Records provided
──────
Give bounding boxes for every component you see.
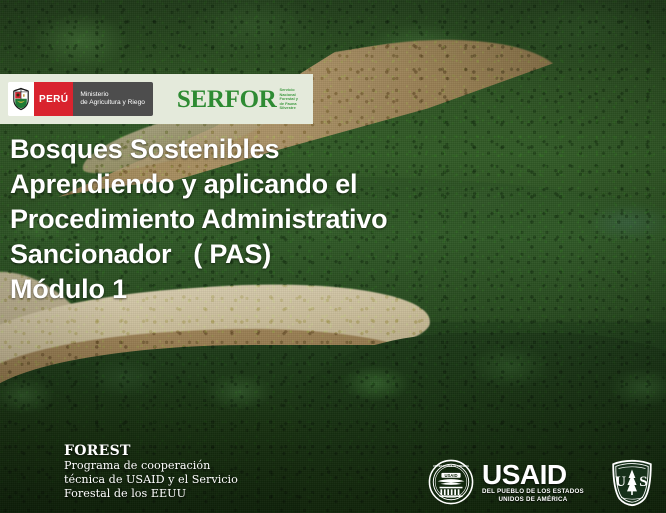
peru-coat-of-arms-icon bbox=[8, 82, 34, 116]
usfs-letter-s: S bbox=[639, 474, 647, 490]
title-line-5: Módulo 1 bbox=[10, 272, 650, 307]
svg-text:UNITED STATES OF AMERICA: UNITED STATES OF AMERICA bbox=[433, 465, 469, 468]
peru-ministry-name: Ministerio de Agricultura y Riego bbox=[73, 82, 153, 116]
ministry-line-2: de Agricultura y Riego bbox=[80, 99, 145, 107]
peru-ministry-logo: PERÚ Ministerio de Agricultura y Riego bbox=[8, 82, 153, 116]
forest-program-description: Programa de cooperación técnica de USAID… bbox=[64, 459, 238, 501]
title-line-4: Sancionador ( PAS) bbox=[10, 237, 650, 272]
peru-country-label: PERÚ bbox=[34, 82, 73, 116]
ministry-line-1: Ministerio bbox=[80, 91, 145, 99]
title-line-3: Procedimiento Administrativo bbox=[10, 202, 650, 237]
presentation-slide: PERÚ Ministerio de Agricultura y Riego S… bbox=[0, 0, 666, 513]
forest-program-title: FOREST bbox=[64, 443, 238, 459]
slide-title: Bosques Sostenibles Aprendiendo y aplica… bbox=[10, 132, 650, 307]
serfor-logo: SERFOR Servicio Nacional Forestal y de F… bbox=[177, 87, 298, 112]
serfor-subtitle-line-5: Silvestre bbox=[280, 106, 298, 111]
forest-program-credit: FOREST Programa de cooperación técnica d… bbox=[64, 443, 238, 501]
usaid-logo: USAID UNITED STATES OF AMERICA USAID DEL… bbox=[428, 458, 584, 506]
svg-text:USAID: USAID bbox=[444, 473, 457, 478]
us-forest-service-shield-icon: U S bbox=[609, 459, 655, 507]
usfs-letter-u: U bbox=[615, 474, 626, 490]
usaid-seal-icon: USAID UNITED STATES OF AMERICA bbox=[428, 459, 474, 505]
logo-band: PERÚ Ministerio de Agricultura y Riego S… bbox=[0, 74, 313, 124]
serfor-wordmark: SERFOR bbox=[177, 87, 277, 112]
usaid-wordmark: USAID bbox=[482, 461, 584, 488]
usaid-wordmark-block: USAID DEL PUEBLO DE LOS ESTADOS UNIDOS D… bbox=[482, 461, 584, 503]
title-line-1: Bosques Sostenibles bbox=[10, 132, 650, 167]
title-line-2: Aprendiendo y aplicando el bbox=[10, 167, 650, 202]
usaid-tagline: DEL PUEBLO DE LOS ESTADOS UNIDOS DE AMÉR… bbox=[482, 488, 584, 503]
serfor-subtitle: Servicio Nacional Forestal y de Fauna Si… bbox=[280, 87, 298, 111]
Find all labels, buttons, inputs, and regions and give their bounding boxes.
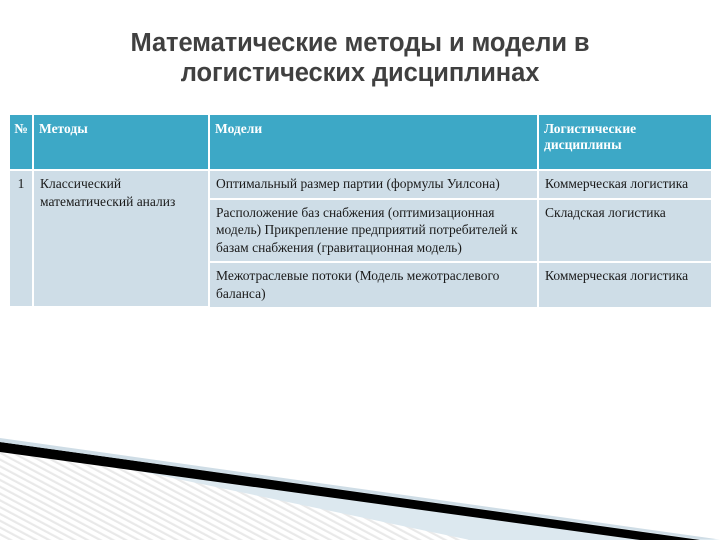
cell-discipline: Складская логистика: [538, 199, 711, 263]
column-header-models: Модели: [209, 115, 538, 170]
column-header-number: №: [10, 115, 33, 170]
page-title: Математические методы и модели в логисти…: [58, 28, 662, 88]
cell-method: Классический математический анализ: [33, 170, 209, 307]
deco-edge-line: [0, 438, 716, 539]
cell-model: Оптимальный размер партии (формулы Уилсо…: [209, 170, 538, 199]
cell-model: Межотраслевые потоки (Модель межотраслев…: [209, 262, 538, 307]
deco-blue-triangle: [0, 440, 720, 540]
slide: Математические методы и модели в логисти…: [0, 0, 720, 540]
table-container: № Методы Модели Логистические дисциплины…: [10, 115, 711, 308]
methods-models-table: № Методы Модели Логистические дисциплины…: [10, 115, 711, 308]
table-row: 1 Классический математический анализ Опт…: [10, 170, 711, 199]
column-header-disciplines: Логистические дисциплины: [538, 115, 711, 170]
column-header-methods: Методы: [33, 115, 209, 170]
deco-black-band: [0, 442, 700, 540]
slide-body-empty-area: [0, 390, 720, 450]
cell-row-number: 1: [10, 170, 33, 307]
table-header-row: № Методы Модели Логистические дисциплины: [10, 115, 711, 170]
cell-discipline: Коммерческая логистика: [538, 170, 711, 199]
table-header: № Методы Модели Логистические дисциплины: [10, 115, 711, 170]
cell-model: Расположение баз снабжения (оптимизацион…: [209, 199, 538, 263]
cell-discipline: Коммерческая логистика: [538, 262, 711, 307]
table-body: 1 Классический математический анализ Опт…: [10, 170, 711, 307]
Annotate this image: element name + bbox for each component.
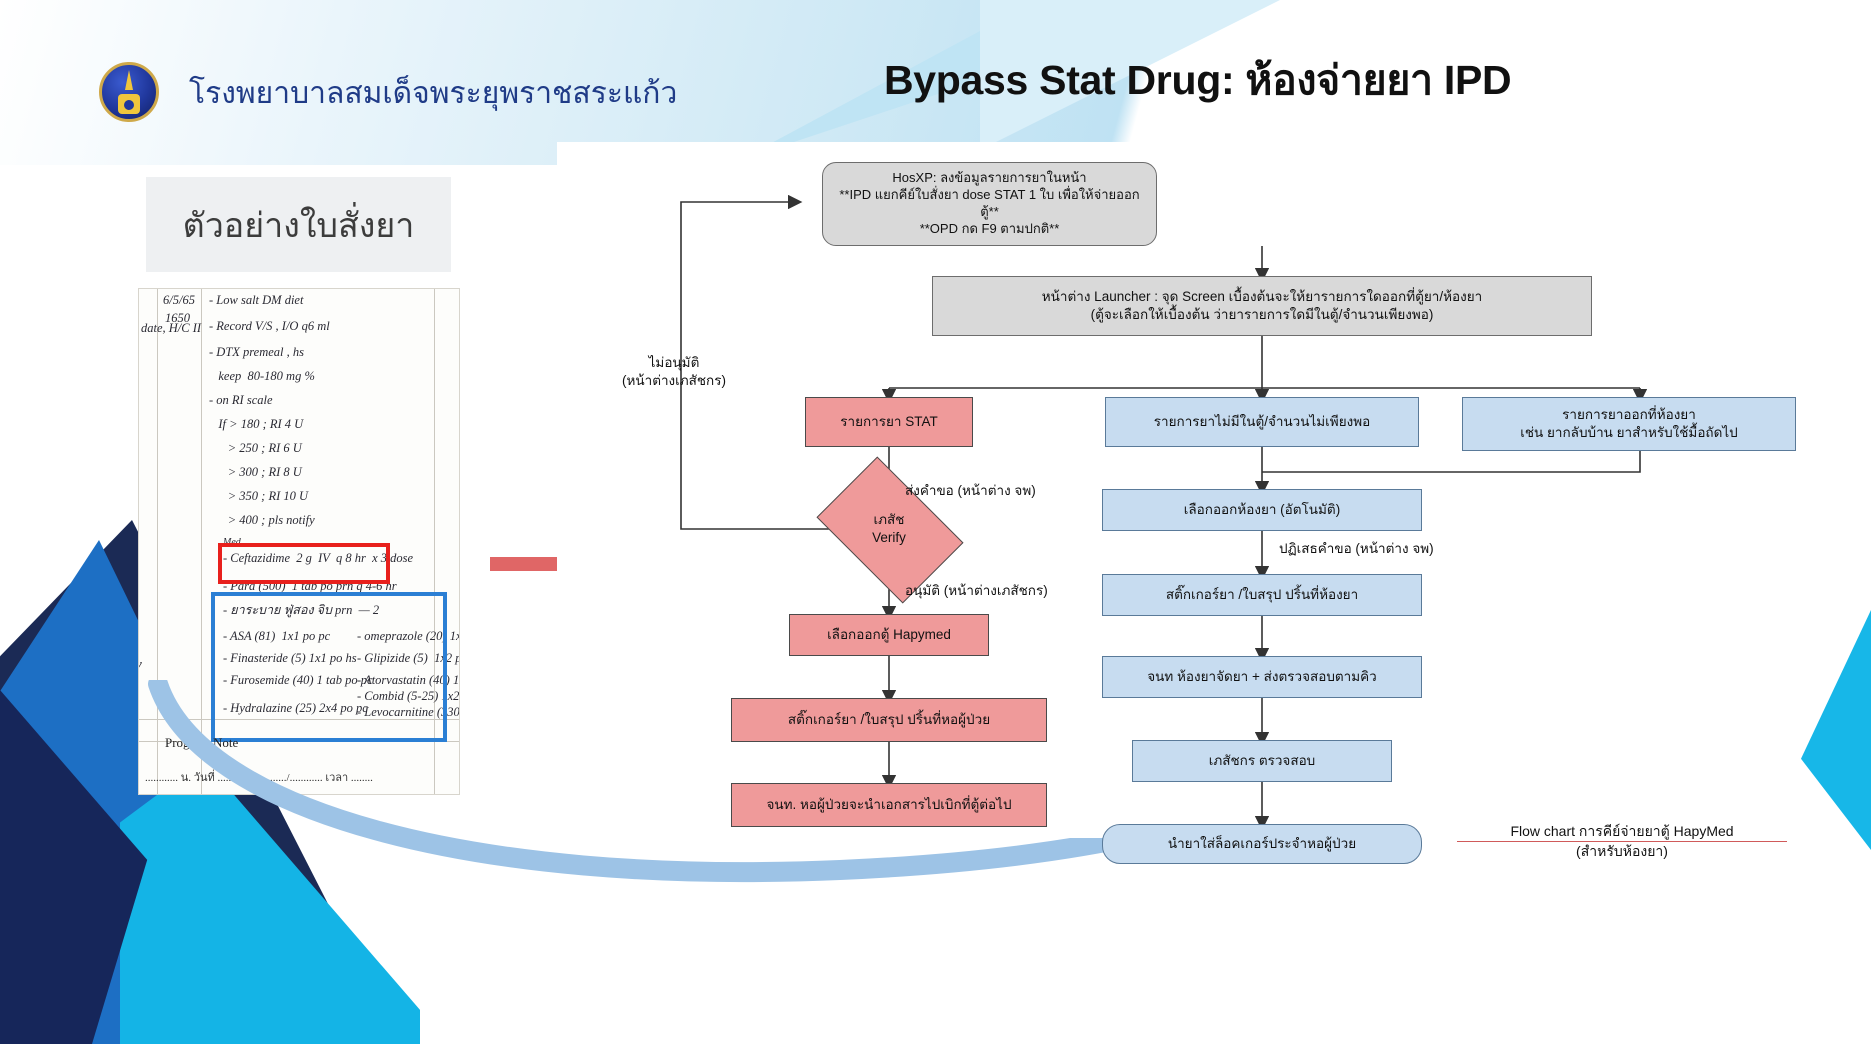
corner-shape-right-cyan	[1801, 610, 1871, 850]
scan-order-line: > 250 ; RI 6 U	[209, 441, 302, 455]
edge-label-send-request: ส่งคำขอ (หน้าต่าง จพ)	[905, 482, 1036, 500]
node-sticker-room[interactable]: สติ๊กเกอร์ยา /ใบสรุป ปริ้นที่ห้องยา	[1102, 574, 1422, 616]
edge-label-reject-request: ปฏิเสธคำขอ (หน้าต่าง จพ)	[1279, 540, 1434, 558]
node-pharmacist-check[interactable]: เภสัชกร ตรวจสอบ	[1132, 740, 1392, 782]
verify-line-2: Verify	[872, 529, 906, 547]
flowchart-panel: HosXP: ลงข้อมูลรายการยาในหน้า **IPD แยกค…	[557, 142, 1797, 838]
scan-order-line: If > 180 ; RI 4 U	[209, 417, 303, 431]
edge-label-not-approved: ไม่อนุมัติ (หน้าต่างเภสัชกร)	[589, 354, 759, 389]
node-sticker-ward[interactable]: สติ๊กเกอร์ยา /ใบสรุป ปริ้นที่หอผู้ป่วย	[731, 698, 1047, 742]
flowchart-caption: Flow chart การคีย์จ่ายยาตู้ HapyMed (สำห…	[1457, 822, 1787, 861]
scan-order-line: > 400 ; pls notify	[209, 513, 315, 527]
scan-order-line: > 350 ; RI 10 U	[209, 489, 308, 503]
scan-order-line: - DTX premeal , hs	[209, 345, 304, 359]
node-stat-list[interactable]: รายการยา STAT	[805, 397, 973, 447]
edge-label-not-approved-l1: ไม่อนุมัติ	[589, 354, 759, 372]
hospital-name: โรงพยาบาลสมเด็จพระยุพราชสระแก้ว	[189, 70, 677, 117]
hospital-crest-icon	[99, 62, 159, 122]
page-title: Bypass Stat Drug: ห้องจ่ายยา IPD	[884, 48, 1511, 113]
sample-prescription-label: ตัวอย่างใบสั่งยา	[146, 177, 451, 272]
node-pharmacist-verify: เภสัช Verify	[829, 487, 949, 571]
scan-time-value: 1650	[165, 311, 190, 325]
node-launcher[interactable]: หน้าต่าง Launcher : จุด Screen เบื้องต้น…	[932, 276, 1592, 336]
sample-prescription-label-text: ตัวอย่างใบสั่งยา	[183, 198, 415, 252]
scan-order-line: keep 80-180 mg %	[209, 369, 315, 383]
scan-order-line: - on RI scale	[209, 393, 273, 407]
node-room-staff[interactable]: จนท ห้องยาจัดยา + ส่งตรวจสอบตามคิว	[1102, 656, 1422, 698]
node-ward-staff[interactable]: จนท. หอผู้ป่วยจะนำเอกสารไปเบิกที่ตู้ต่อไ…	[731, 783, 1047, 827]
edge-label-not-approved-l2: (หน้าต่างเภสัชกร)	[589, 372, 759, 390]
scan-order-line: > 300 ; RI 8 U	[209, 465, 302, 479]
flowchart-caption-line2: (สำหรับห้องยา)	[1457, 842, 1787, 861]
scan-order-line: - Record V/S , I/O q6 ml	[209, 319, 330, 333]
node-not-in-cabinet[interactable]: รายการยาไม่มีในตู้/จำนวนไม่เพียงพอ	[1105, 397, 1419, 447]
node-select-room-auto[interactable]: เลือกออกห้องยา (อัตโนมัติ)	[1102, 489, 1422, 531]
edge-label-approved: อนุมัติ (หน้าต่างเภสัชกร)	[905, 582, 1048, 600]
node-select-hapymed[interactable]: เลือกออกตู้ Hapymed	[789, 614, 989, 656]
scan-signature: H·ov	[138, 657, 142, 674]
node-put-in-locker[interactable]: นำยาใส่ล็อคเกอร์ประจำหอผู้ป่วย	[1102, 824, 1422, 864]
slide-root: โรงพยาบาลสมเด็จพระยุพราชสระแก้ว Bypass S…	[0, 0, 1871, 1044]
flowchart-caption-line1: Flow chart การคีย์จ่ายยาตู้ HapyMed	[1457, 822, 1787, 842]
node-hosxp[interactable]: HosXP: ลงข้อมูลรายการยาในหน้า **IPD แยกค…	[822, 162, 1157, 246]
node-pharmacy-room-list[interactable]: รายการยาออกที่ห้องยา เช่น ยากลับบ้าน ยาส…	[1462, 397, 1796, 451]
scan-date-value: 6/5/65	[163, 293, 195, 307]
red-highlight-box	[218, 543, 390, 584]
verify-line-1: เภสัช	[874, 511, 905, 529]
scan-order-line: - Low salt DM diet	[209, 293, 303, 307]
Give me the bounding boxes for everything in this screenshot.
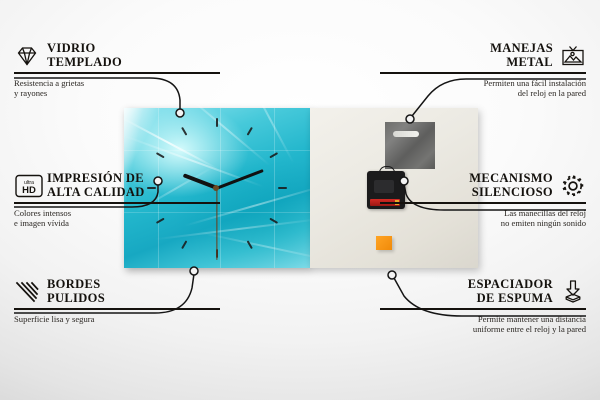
callout-rule: [380, 202, 586, 204]
title-line-1: VIDRIO: [47, 41, 96, 55]
callout-description: Las manecillas del reloj no emiten ningú…: [380, 208, 586, 229]
callout-silent-mechanism: MECANISMO SILENCIOSO Las manecillas del …: [380, 172, 586, 229]
callout-metal-handles: MANEJAS METAL Permiten una fácil instala…: [380, 42, 586, 99]
description-line-1: Resistencia a grietas: [14, 78, 84, 88]
callout-description: Colores intensos e imagen vívida: [14, 208, 220, 229]
callout-title: IMPRESIÓN DE ALTA CALIDAD: [47, 172, 145, 199]
title-line-2: METAL: [490, 56, 553, 70]
description-line-1: Permite mantener una distancia: [478, 314, 586, 324]
callout-tempered-glass: VIDRIO TEMPLADO Resistencia a grietas y …: [14, 42, 220, 99]
callout-title: BORDES PULIDOS: [47, 278, 105, 305]
infographic-canvas: VIDRIO TEMPLADO Resistencia a grietas y …: [0, 0, 600, 400]
clock-tick: [181, 127, 187, 136]
callout-title: MANEJAS METAL: [490, 42, 553, 69]
callout-description: Resistencia a grietas y rayones: [14, 78, 220, 99]
callout-rule: [380, 308, 586, 310]
callout-title: VIDRIO TEMPLADO: [47, 42, 122, 69]
title-line-2: TEMPLADO: [47, 56, 122, 70]
diamond-icon: [14, 43, 40, 69]
title-line-1: IMPRESIÓN DE: [47, 171, 144, 185]
clock-tick: [181, 240, 187, 249]
callout-rule: [14, 72, 220, 74]
description-line-1: Permiten una fácil instalación: [484, 78, 586, 88]
callout-description: Superficie lisa y segura: [14, 314, 220, 324]
title-line-1: BORDES: [47, 277, 101, 291]
title-line-2: ALTA CALIDAD: [47, 186, 145, 200]
title-line-1: MANEJAS: [490, 41, 553, 55]
ultra-hd-icon: ultra HD: [14, 173, 40, 199]
clock-tick: [216, 118, 218, 127]
callout-title: ESPACIADOR DE ESPUMA: [468, 278, 553, 305]
title-line-2: DE ESPUMA: [468, 292, 553, 306]
callout-hd-print: ultra HD IMPRESIÓN DE ALTA CALIDAD Color…: [14, 172, 220, 229]
callout-foam-spacer: ESPACIADOR DE ESPUMA Permite mantener un…: [380, 278, 586, 335]
callout-rule: [380, 72, 586, 74]
metal-hanger-plate: [385, 122, 435, 169]
title-line-2: SILENCIOSO: [469, 186, 553, 200]
description-line-2: y rayones: [14, 88, 47, 98]
description-line-2: e imagen vívida: [14, 218, 69, 228]
callout-rule: [14, 202, 220, 204]
description-line-1: Las manecillas del reloj: [504, 208, 586, 218]
description-line-1: Superficie lisa y segura: [14, 314, 94, 324]
gear-icon: [560, 173, 586, 199]
arrow-down-onto-pad-icon: [560, 279, 586, 305]
title-line-2: PULIDOS: [47, 292, 105, 306]
callout-description: Permite mantener una distancia uniforme …: [380, 314, 586, 335]
clock-tick: [278, 187, 287, 189]
callout-title: MECANISMO SILENCIOSO: [469, 172, 553, 199]
picture-frame-hanging-icon: [560, 43, 586, 69]
description-line-2: uniforme entre el reloj y la pared: [473, 324, 586, 334]
clock-tick: [247, 127, 253, 136]
title-line-1: MECANISMO: [469, 171, 553, 185]
callout-rule: [14, 308, 220, 310]
title-line-1: ESPACIADOR: [468, 277, 553, 291]
description-line-2: no emiten ningún sonido: [501, 218, 586, 228]
diagonal-lines-icon: [14, 279, 40, 305]
callout-description: Permiten una fácil instalación del reloj…: [380, 78, 586, 99]
orange-foam-spacer: [376, 236, 392, 250]
description-line-2: del reloj en la pared: [518, 88, 586, 98]
svg-text:HD: HD: [22, 185, 36, 196]
callout-polished-edges: BORDES PULIDOS Superficie lisa y segura: [14, 278, 220, 324]
hanger-slot: [393, 131, 419, 137]
description-line-1: Colores intensos: [14, 208, 71, 218]
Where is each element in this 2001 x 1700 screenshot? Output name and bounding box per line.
──────
Aim
Can you substitute "Irrigación" for "Riego" in the items, starting with the line with "peru-coat-of-arms-icon bbox=[8, 82, 34, 116]" and going on through the line with "peru-ministry-logo: PERÚ Ministerio", and give back only those lines with everything else unchanged?

Response to this exercise
peru-coat-of-arms-icon bbox=[8, 82, 34, 116]
usfs-letter-s: S bbox=[639, 474, 647, 490]
title-line-5: Módulo 1 bbox=[10, 272, 650, 307]
svg-text:UNITED STATES OF AMERICA: UNITED STATES OF AMERICA bbox=[433, 465, 469, 468]
peru-ministry-name: Ministerio de Agricultura y Irrigación bbox=[73, 82, 153, 116]
ministry-line-2: de Agricultura y Irrigación bbox=[80, 99, 145, 107]
peru-ministry-logo: PERÚ Ministerio de Agricultura y Irrigación bbox=[8, 82, 153, 116]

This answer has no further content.